■ **PROBLEM DESCRIPTION**:
Please transcribe, character for character, the lines starting with the one containing "data-point [370,179,377,186]" and going on through the one containing "x-tick-label: 8a [369,396,378,405]", including both of those lines.

START PROVIDED INFORMATION

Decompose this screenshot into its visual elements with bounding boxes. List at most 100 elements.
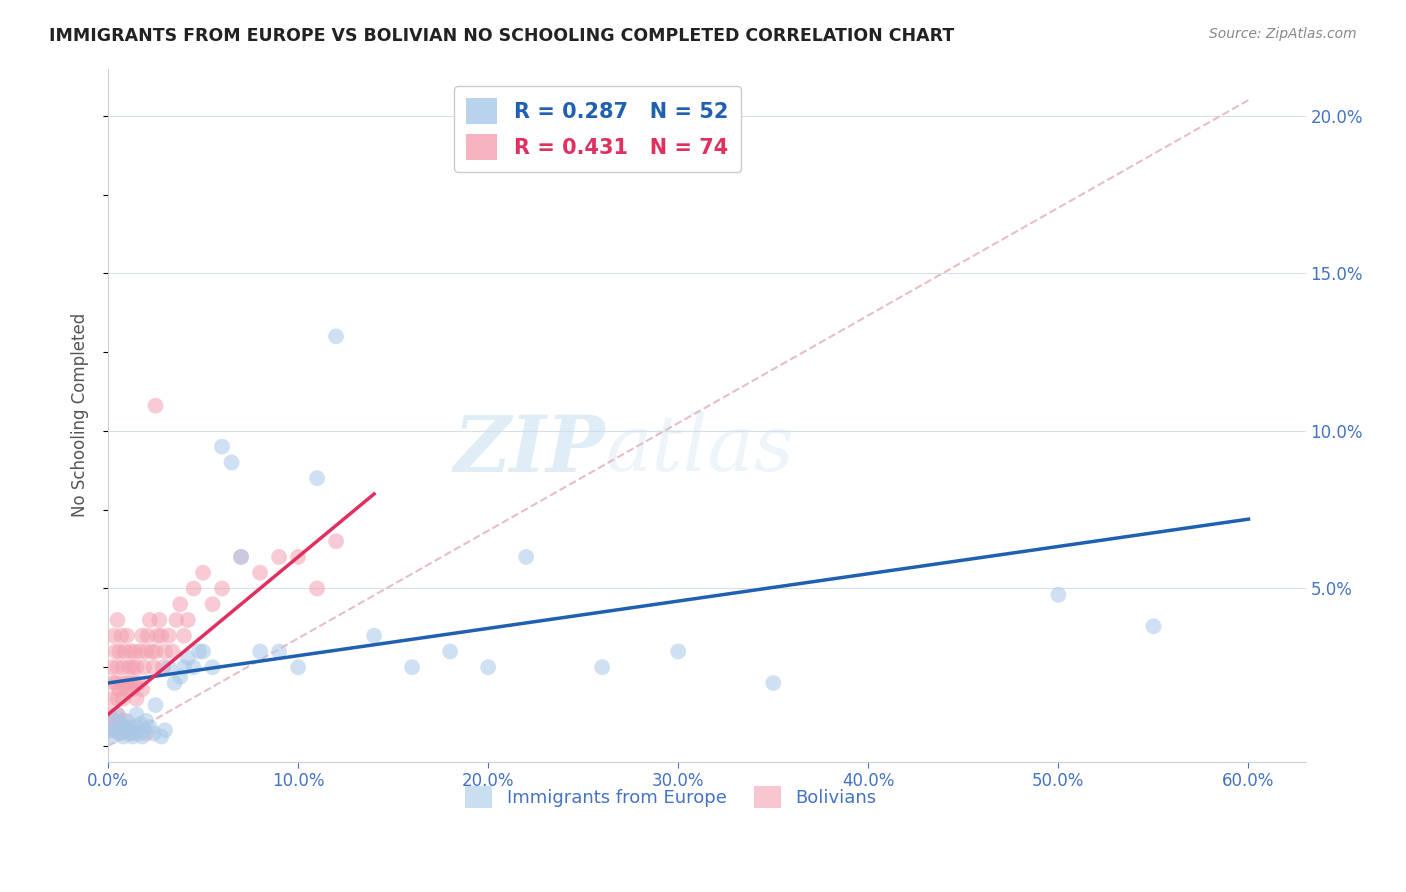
Point [201, 660, 224, 674]
Point [107, 707, 129, 722]
Text: atlas: atlas [605, 411, 794, 488]
Point [267, 644, 290, 658]
Point [591, 660, 613, 674]
Point [107, 613, 129, 627]
Point [124, 676, 146, 690]
Point [150, 629, 173, 643]
Point [135, 714, 157, 728]
Point [98, 707, 121, 722]
Point [103, 714, 125, 728]
Point [221, 455, 243, 469]
Point [110, 720, 132, 734]
Point [191, 566, 214, 580]
Point [125, 660, 148, 674]
Point [112, 691, 135, 706]
Text: IMMIGRANTS FROM EUROPE VS BOLIVIAN NO SCHOOLING COMPLETED CORRELATION CHART: IMMIGRANTS FROM EUROPE VS BOLIVIAN NO SC… [49, 27, 955, 45]
Point [125, 707, 148, 722]
Point [101, 730, 124, 744]
Point [145, 399, 167, 413]
Point [762, 676, 785, 690]
Point [132, 660, 155, 674]
Point [118, 682, 141, 697]
Point [115, 629, 138, 643]
Point [165, 613, 187, 627]
Point [211, 440, 233, 454]
Point [325, 534, 347, 549]
Point [110, 676, 132, 690]
Point [153, 644, 176, 658]
Text: Source: ZipAtlas.com: Source: ZipAtlas.com [1209, 27, 1357, 41]
Point [150, 730, 173, 744]
Point [98, 723, 121, 738]
Point [125, 691, 148, 706]
Point [249, 644, 271, 658]
Point [108, 644, 131, 658]
Legend: Immigrants from Europe, Bolivians: Immigrants from Europe, Bolivians [458, 779, 883, 815]
Point [148, 613, 170, 627]
Point [169, 597, 191, 611]
Point [267, 549, 290, 564]
Point [145, 644, 167, 658]
Point [108, 682, 131, 697]
Point [115, 723, 138, 738]
Point [131, 629, 153, 643]
Point [120, 726, 142, 740]
Point [515, 549, 537, 564]
Point [188, 644, 211, 658]
Point [114, 644, 136, 658]
Point [131, 682, 153, 697]
Point [103, 629, 125, 643]
Point [401, 660, 423, 674]
Point [173, 629, 195, 643]
Point [183, 660, 205, 674]
Point [139, 613, 162, 627]
Point [108, 726, 131, 740]
Point [1142, 619, 1164, 633]
Point [135, 726, 157, 740]
Point [139, 720, 162, 734]
Point [177, 650, 200, 665]
Point [169, 670, 191, 684]
Point [201, 597, 224, 611]
Point [129, 644, 152, 658]
Point [112, 714, 135, 728]
Point [104, 723, 127, 738]
Point [152, 660, 174, 674]
Point [146, 629, 169, 643]
Point [136, 629, 159, 643]
Point [127, 726, 149, 740]
Point [163, 676, 186, 690]
Point [307, 471, 329, 485]
Point [125, 720, 148, 734]
Point [249, 566, 271, 580]
Point [363, 629, 385, 643]
Point [124, 644, 146, 658]
Point [107, 660, 129, 674]
Point [104, 644, 127, 658]
Point [173, 660, 195, 674]
Point [129, 717, 152, 731]
Point [1047, 588, 1070, 602]
Point [101, 691, 124, 706]
Point [145, 698, 167, 712]
Point [142, 660, 165, 674]
Point [229, 549, 252, 564]
Point [177, 613, 200, 627]
Point [115, 714, 138, 728]
Point [104, 720, 127, 734]
Point [666, 644, 689, 658]
Point [157, 660, 180, 674]
Point [112, 660, 135, 674]
Point [118, 660, 141, 674]
Point [114, 720, 136, 734]
Point [107, 707, 129, 722]
Point [114, 682, 136, 697]
Point [120, 676, 142, 690]
Point [115, 676, 138, 690]
Point [107, 691, 129, 706]
Point [287, 660, 309, 674]
Point [307, 582, 329, 596]
Point [101, 723, 124, 738]
Point [101, 660, 124, 674]
Point [131, 730, 153, 744]
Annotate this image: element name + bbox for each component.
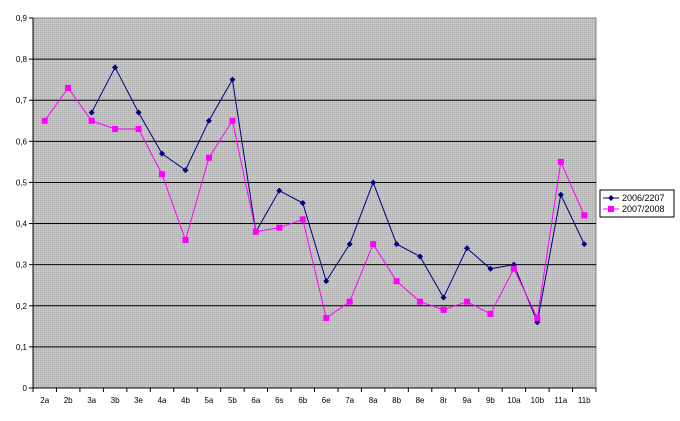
data-point [370,179,377,186]
legend-label: 2006/2207 [622,193,665,203]
x-tick-label: 8r [440,396,447,405]
data-point [463,298,470,305]
x-tick-label: 11a [554,396,567,405]
data-point [229,117,236,124]
data-point [205,154,212,161]
x-tick-label: 6b [298,396,307,405]
x-tick-label: 8a [369,396,378,405]
gridlines [33,58,596,348]
x-tick-label: 3e [134,396,143,405]
y-axis: 0 0,1 0,2 0,3 0,4 0,5 0,6 0,7 0,8 0,9 [16,14,34,393]
data-point [65,84,72,91]
data-point [487,265,494,272]
data-point [323,315,330,322]
data-point [299,200,306,206]
data-point [534,315,541,322]
data-point [252,228,259,235]
legend-marker [608,206,614,212]
data-point [346,298,353,305]
x-tick-label: 2a [40,396,49,405]
data-point [229,76,236,83]
data-point [440,306,447,313]
legend-box [599,189,675,218]
legend-label: 2007/2008 [622,204,665,214]
x-tick-label: 8b [392,396,401,405]
data-point [463,245,470,252]
y-tick-label: 0,5 [16,178,28,187]
data-point [159,150,166,157]
y-tick-label: 0,1 [16,343,28,352]
data-point [440,294,447,301]
y-tick-label: 0,2 [16,302,28,311]
plot-area [32,17,597,389]
x-tick-label: 3a [87,396,96,405]
data-point [41,117,48,124]
data-point [135,126,142,132]
data-point [182,237,189,243]
data-point [88,109,95,116]
data-point [88,117,95,124]
data-point [393,278,400,285]
y-tick-label: 0,3 [16,261,28,270]
x-tick-label: 11b [578,396,591,405]
legend-marker [608,195,614,201]
y-tick-label: 0,4 [16,220,28,229]
data-point [205,117,212,124]
data-point [393,241,400,248]
data-point [112,64,119,71]
data-point [276,224,283,231]
data-point [557,158,564,165]
data-point [487,311,494,317]
data-point [557,191,564,198]
data-point [299,216,306,223]
x-tick-label: 4b [181,396,190,405]
data-point [581,212,588,219]
data-point [510,265,517,272]
series-line [91,66,585,324]
data-point [159,171,166,178]
x-tick-label: 8e [416,396,425,405]
data-point [182,167,189,174]
data-point [581,241,588,248]
y-tick-label: 0,7 [16,96,28,105]
data-point [346,241,353,248]
x-tick-label: 4a [158,396,167,405]
x-tick-label: 5a [204,396,213,405]
data-point [135,109,142,116]
data-point [417,253,424,260]
x-tick-label: 10b [531,396,545,405]
x-tick-label: 9b [486,396,495,405]
data-point [276,187,283,194]
x-tick-label: 3b [111,396,120,405]
data-point [112,126,119,132]
y-tick-label: 0,9 [16,14,28,23]
x-axis: 2a 2b 3a 3b 3e 4a 4b 5a 5b 6a 6s 6b 6e 7a 8a 8b 8e 8r 9a 9b… [32,387,597,405]
data-point [370,241,377,248]
x-tick-label: 5b [228,396,237,405]
y-tick-label: 0 [23,384,28,393]
x-tick-label: 9a [463,396,472,405]
y-tick-label: 0,6 [16,137,28,146]
series-group [41,64,588,326]
y-tick-label: 0,8 [16,55,28,64]
x-tick-label: 2b [64,396,73,405]
data-point [323,278,330,285]
x-tick-label: 6e [322,396,331,405]
x-tick-label: 6a [251,396,260,405]
x-tick-label: 6s [275,396,283,405]
x-tick-label: 7a [345,396,354,405]
series-line [44,87,585,320]
data-point [417,298,424,305]
x-tick-label: 10a [507,396,521,405]
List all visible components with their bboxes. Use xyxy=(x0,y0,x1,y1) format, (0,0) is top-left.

END PROVIDED INFORMATION

■ **FULL SOLUTION**:
data-point [370,179,377,186]
legend-label: 2006/2207 [622,193,665,203]
x-tick-label: 8r [440,396,447,405]
data-point [463,298,470,305]
x-tick-label: 11a [554,396,567,405]
data-point [229,117,236,124]
data-point [205,154,212,161]
x-tick-label: 6b [298,396,307,405]
x-tick-label: 8a [369,396,378,405]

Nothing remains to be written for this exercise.